== DATA EXTRACT ==
"""
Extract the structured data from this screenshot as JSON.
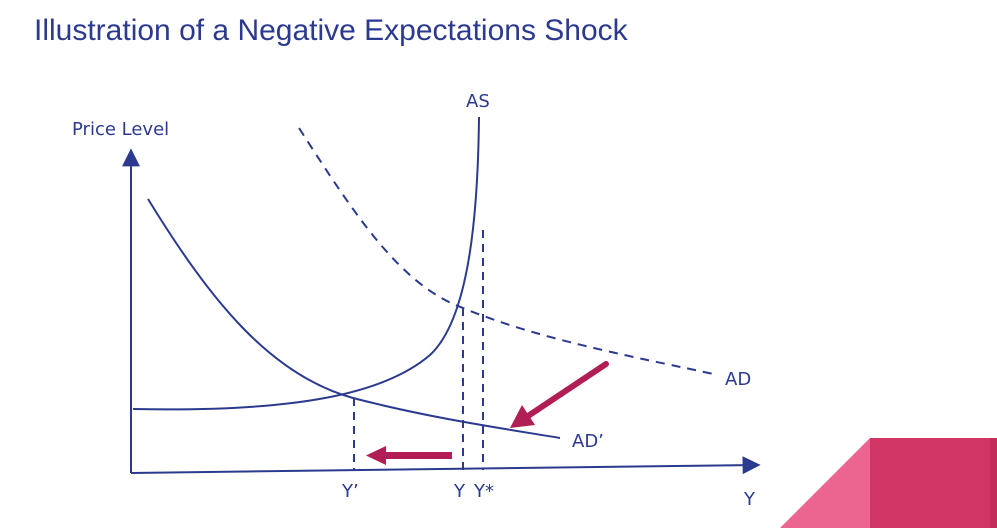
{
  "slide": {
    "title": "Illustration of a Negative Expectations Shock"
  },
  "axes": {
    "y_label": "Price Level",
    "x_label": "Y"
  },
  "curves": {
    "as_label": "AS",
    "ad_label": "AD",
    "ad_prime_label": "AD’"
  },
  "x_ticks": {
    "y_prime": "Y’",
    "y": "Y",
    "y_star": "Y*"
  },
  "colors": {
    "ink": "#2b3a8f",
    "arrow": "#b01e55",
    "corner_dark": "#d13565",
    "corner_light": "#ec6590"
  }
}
"""
== TASK REQUIREMENTS ==
Copy out all of the material exactly as written, without its pictures.

== RESULT ==
Extract the structured data from this screenshot as JSON.
{
  "slide": {
    "title": "Illustration of a Negative Expectations Shock"
  },
  "axes": {
    "y_label": "Price Level",
    "x_label": "Y"
  },
  "curves": {
    "as_label": "AS",
    "ad_label": "AD",
    "ad_prime_label": "AD’"
  },
  "x_ticks": {
    "y_prime": "Y’",
    "y": "Y",
    "y_star": "Y*"
  },
  "colors": {
    "ink": "#2b3a8f",
    "arrow": "#b01e55",
    "corner_dark": "#d13565",
    "corner_light": "#ec6590"
  }
}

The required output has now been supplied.